**PROBLEM DESCRIPTION**
Repeat each line word for word.
— start ROWS —
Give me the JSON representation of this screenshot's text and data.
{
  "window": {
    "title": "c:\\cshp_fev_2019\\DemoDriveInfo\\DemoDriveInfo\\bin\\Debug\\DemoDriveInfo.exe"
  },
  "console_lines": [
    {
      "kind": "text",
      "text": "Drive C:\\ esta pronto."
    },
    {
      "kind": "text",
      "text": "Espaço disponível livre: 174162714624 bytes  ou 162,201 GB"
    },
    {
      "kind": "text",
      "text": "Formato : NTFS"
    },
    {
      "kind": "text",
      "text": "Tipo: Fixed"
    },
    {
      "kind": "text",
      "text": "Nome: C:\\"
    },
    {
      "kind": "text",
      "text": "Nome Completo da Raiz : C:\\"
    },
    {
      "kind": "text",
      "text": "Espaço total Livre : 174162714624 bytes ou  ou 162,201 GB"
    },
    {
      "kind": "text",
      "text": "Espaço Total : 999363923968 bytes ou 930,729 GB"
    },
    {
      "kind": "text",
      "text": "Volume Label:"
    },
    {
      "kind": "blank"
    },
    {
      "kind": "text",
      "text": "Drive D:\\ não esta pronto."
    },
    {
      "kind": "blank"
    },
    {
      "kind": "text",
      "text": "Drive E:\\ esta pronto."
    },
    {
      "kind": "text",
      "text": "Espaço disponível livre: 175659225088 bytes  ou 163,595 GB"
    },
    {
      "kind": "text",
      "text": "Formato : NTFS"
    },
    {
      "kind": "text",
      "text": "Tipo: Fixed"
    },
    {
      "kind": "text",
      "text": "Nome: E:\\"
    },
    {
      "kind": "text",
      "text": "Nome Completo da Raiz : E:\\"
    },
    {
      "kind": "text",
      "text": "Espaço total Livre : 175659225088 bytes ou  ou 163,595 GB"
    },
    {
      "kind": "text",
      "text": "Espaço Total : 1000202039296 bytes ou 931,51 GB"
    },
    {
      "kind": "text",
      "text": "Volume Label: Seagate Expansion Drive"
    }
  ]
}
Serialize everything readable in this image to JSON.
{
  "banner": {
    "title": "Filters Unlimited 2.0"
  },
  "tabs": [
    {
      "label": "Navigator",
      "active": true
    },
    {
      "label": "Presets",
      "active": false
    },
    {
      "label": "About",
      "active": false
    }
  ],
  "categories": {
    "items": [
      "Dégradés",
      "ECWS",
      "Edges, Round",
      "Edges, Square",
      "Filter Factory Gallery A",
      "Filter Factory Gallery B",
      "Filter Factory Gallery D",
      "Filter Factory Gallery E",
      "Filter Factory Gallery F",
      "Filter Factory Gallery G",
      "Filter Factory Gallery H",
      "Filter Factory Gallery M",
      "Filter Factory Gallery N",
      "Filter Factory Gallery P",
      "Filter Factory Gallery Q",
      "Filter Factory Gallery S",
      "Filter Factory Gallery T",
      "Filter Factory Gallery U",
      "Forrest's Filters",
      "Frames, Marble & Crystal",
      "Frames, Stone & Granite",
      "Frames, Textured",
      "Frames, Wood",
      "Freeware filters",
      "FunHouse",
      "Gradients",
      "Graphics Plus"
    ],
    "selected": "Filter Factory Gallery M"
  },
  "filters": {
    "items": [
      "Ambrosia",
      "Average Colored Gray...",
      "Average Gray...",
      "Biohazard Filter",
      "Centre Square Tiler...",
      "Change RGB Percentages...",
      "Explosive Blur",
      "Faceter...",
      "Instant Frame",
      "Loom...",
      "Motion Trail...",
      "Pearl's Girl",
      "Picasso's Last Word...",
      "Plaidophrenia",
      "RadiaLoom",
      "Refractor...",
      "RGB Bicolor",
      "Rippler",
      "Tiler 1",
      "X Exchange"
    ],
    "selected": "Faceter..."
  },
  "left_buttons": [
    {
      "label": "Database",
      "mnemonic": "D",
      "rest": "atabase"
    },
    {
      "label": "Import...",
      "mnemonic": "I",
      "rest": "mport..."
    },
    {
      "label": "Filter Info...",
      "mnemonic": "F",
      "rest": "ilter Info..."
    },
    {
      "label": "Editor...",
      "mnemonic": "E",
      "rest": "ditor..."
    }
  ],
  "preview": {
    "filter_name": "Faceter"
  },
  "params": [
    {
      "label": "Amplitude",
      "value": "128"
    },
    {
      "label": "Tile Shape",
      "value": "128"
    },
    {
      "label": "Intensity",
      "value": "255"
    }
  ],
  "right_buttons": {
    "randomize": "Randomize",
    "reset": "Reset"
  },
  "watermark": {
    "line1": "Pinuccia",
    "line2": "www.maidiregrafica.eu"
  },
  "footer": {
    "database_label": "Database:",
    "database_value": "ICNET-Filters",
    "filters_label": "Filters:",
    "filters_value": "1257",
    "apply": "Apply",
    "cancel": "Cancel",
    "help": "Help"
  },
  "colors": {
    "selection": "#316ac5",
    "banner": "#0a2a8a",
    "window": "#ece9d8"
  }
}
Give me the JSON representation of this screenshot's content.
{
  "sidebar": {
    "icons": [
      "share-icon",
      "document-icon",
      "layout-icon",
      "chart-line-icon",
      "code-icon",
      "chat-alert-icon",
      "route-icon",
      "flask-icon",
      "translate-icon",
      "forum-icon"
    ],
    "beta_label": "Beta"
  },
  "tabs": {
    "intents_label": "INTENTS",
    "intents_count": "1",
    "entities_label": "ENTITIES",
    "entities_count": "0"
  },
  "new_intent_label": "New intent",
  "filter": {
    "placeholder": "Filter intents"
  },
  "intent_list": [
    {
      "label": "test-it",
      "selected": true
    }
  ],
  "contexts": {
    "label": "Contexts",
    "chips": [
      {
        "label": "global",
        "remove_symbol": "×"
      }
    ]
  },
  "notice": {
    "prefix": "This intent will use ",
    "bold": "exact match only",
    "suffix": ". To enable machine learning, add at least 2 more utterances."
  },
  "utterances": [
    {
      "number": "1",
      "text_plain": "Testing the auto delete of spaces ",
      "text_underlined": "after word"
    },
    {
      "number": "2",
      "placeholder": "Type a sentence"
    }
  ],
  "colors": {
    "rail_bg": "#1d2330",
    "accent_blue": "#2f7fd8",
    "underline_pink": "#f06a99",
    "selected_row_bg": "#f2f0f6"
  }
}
— end ROWS —
**SOLUTION TO THE EXERCISE**
Give me the JSON representation of this screenshot's text and data.
{
  "window": {
    "title": "c:\\cshp_fev_2019\\DemoDriveInfo\\DemoDriveInfo\\bin\\Debug\\DemoDriveInfo.exe"
  },
  "console_lines": [
    {
      "kind": "text",
      "text": "Drive C:\\ esta pronto."
    },
    {
      "kind": "text",
      "text": "Espaço disponível livre: 174162714624 bytes  ou 162,201 GB"
    },
    {
      "kind": "text",
      "text": "Formato : NTFS"
    },
    {
      "kind": "text",
      "text": "Tipo: Fixed"
    },
    {
      "kind": "text",
      "text": "Nome: C:\\"
    },
    {
      "kind": "text",
      "text": "Nome Completo da Raiz : C:\\"
    },
    {
      "kind": "text",
      "text": "Espaço total Livre : 174162714624 bytes ou  ou 162,201 GB"
    },
    {
      "kind": "text",
      "text": "Espaço Total : 999363923968 bytes ou 930,729 GB"
    },
    {
      "kind": "text",
      "text": "Volume Label:"
    },
    {
      "kind": "blank"
    },
    {
      "kind": "text",
      "text": "Drive D:\\ não esta pronto."
    },
    {
      "kind": "blank"
    },
    {
      "kind": "text",
      "text": "Drive E:\\ esta pronto."
    },
    {
      "kind": "text",
      "text": "Espaço disponível livre: 175659225088 bytes  ou 163,595 GB"
    },
    {
      "kind": "text",
      "text": "Formato : NTFS"
    },
    {
      "kind": "text",
      "text": "Tipo: Fixed"
    },
    {
      "kind": "text",
      "text": "Nome: E:\\"
    },
    {
      "kind": "text",
      "text": "Nome Completo da Raiz : E:\\"
    },
    {
      "kind": "text",
      "text": "Espaço total Livre : 175659225088 bytes ou  ou 163,595 GB"
    },
    {
      "kind": "text",
      "text": "Espaço Total : 1000202039296 bytes ou 931,51 GB"
    },
    {
      "kind": "text",
      "text": "Volume Label: Seagate Expansion Drive"
    }
  ]
}
Serialize everything readable in this image to JSON.
{
  "banner": {
    "title": "Filters Unlimited 2.0"
  },
  "tabs": [
    {
      "label": "Navigator",
      "active": true
    },
    {
      "label": "Presets",
      "active": false
    },
    {
      "label": "About",
      "active": false
    }
  ],
  "categories": {
    "items": [
      "Dégradés",
      "ECWS",
      "Edges, Round",
      "Edges, Square",
      "Filter Factory Gallery A",
      "Filter Factory Gallery B",
      "Filter Factory Gallery D",
      "Filter Factory Gallery E",
      "Filter Factory Gallery F",
      "Filter Factory Gallery G",
      "Filter Factory Gallery H",
      "Filter Factory Gallery M",
      "Filter Factory Gallery N",
      "Filter Factory Gallery P",
      "Filter Factory Gallery Q",
      "Filter Factory Gallery S",
      "Filter Factory Gallery T",
      "Filter Factory Gallery U",
      "Forrest's Filters",
      "Frames, Marble & Crystal",
      "Frames, Stone & Granite",
      "Frames, Textured",
      "Frames, Wood",
      "Freeware filters",
      "FunHouse",
      "Gradients",
      "Graphics Plus"
    ],
    "selected": "Filter Factory Gallery M"
  },
  "filters": {
    "items": [
      "Ambrosia",
      "Average Colored Gray...",
      "Average Gray...",
      "Biohazard Filter",
      "Centre Square Tiler...",
      "Change RGB Percentages...",
      "Explosive Blur",
      "Faceter...",
      "Instant Frame",
      "Loom...",
      "Motion Trail...",
      "Pearl's Girl",
      "Picasso's Last Word...",
      "Plaidophrenia",
      "RadiaLoom",
      "Refractor...",
      "RGB Bicolor",
      "Rippler",
      "Tiler 1",
      "X Exchange"
    ],
    "selected": "Faceter..."
  },
  "left_buttons": [
    {
      "label": "Database",
      "mnemonic": "D",
      "rest": "atabase"
    },
    {
      "label": "Import...",
      "mnemonic": "I",
      "rest": "mport..."
    },
    {
      "label": "Filter Info...",
      "mnemonic": "F",
      "rest": "ilter Info..."
    },
    {
      "label": "Editor...",
      "mnemonic": "E",
      "rest": "ditor..."
    }
  ],
  "preview": {
    "filter_name": "Faceter"
  },
  "params": [
    {
      "label": "Amplitude",
      "value": "128"
    },
    {
      "label": "Tile Shape",
      "value": "128"
    },
    {
      "label": "Intensity",
      "value": "255"
    }
  ],
  "right_buttons": {
    "randomize": "Randomize",
    "reset": "Reset"
  },
  "watermark": {
    "line1": "Pinuccia",
    "line2": "www.maidiregrafica.eu"
  },
  "footer": {
    "database_label": "Database:",
    "database_value": "ICNET-Filters",
    "filters_label": "Filters:",
    "filters_value": "1257",
    "apply": "Apply",
    "cancel": "Cancel",
    "help": "Help"
  },
  "colors": {
    "selection": "#316ac5",
    "banner": "#0a2a8a",
    "window": "#ece9d8"
  }
}
Give me the JSON representation of this screenshot's content.
{
  "sidebar": {
    "icons": [
      "share-icon",
      "document-icon",
      "layout-icon",
      "chart-line-icon",
      "code-icon",
      "chat-alert-icon",
      "route-icon",
      "flask-icon",
      "translate-icon",
      "forum-icon"
    ],
    "beta_label": "Beta"
  },
  "tabs": {
    "intents_label": "INTENTS",
    "intents_count": "1",
    "entities_label": "ENTITIES",
    "entities_count": "0"
  },
  "new_intent_label": "New intent",
  "filter": {
    "placeholder": "Filter intents"
  },
  "intent_list": [
    {
      "label": "test-it",
      "selected": true
    }
  ],
  "contexts": {
    "label": "Contexts",
    "chips": [
      {
        "label": "global",
        "remove_symbol": "×"
      }
    ]
  },
  "notice": {
    "prefix": "This intent will use ",
    "bold": "exact match only",
    "suffix": ". To enable machine learning, add at least 2 more utterances."
  },
  "utterances": [
    {
      "number": "1",
      "text_plain": "Testing the auto delete of spaces ",
      "text_underlined": "after word"
    },
    {
      "number": "2",
      "placeholder": "Type a sentence"
    }
  ],
  "colors": {
    "rail_bg": "#1d2330",
    "accent_blue": "#2f7fd8",
    "underline_pink": "#f06a99",
    "selected_row_bg": "#f2f0f6"
  }
}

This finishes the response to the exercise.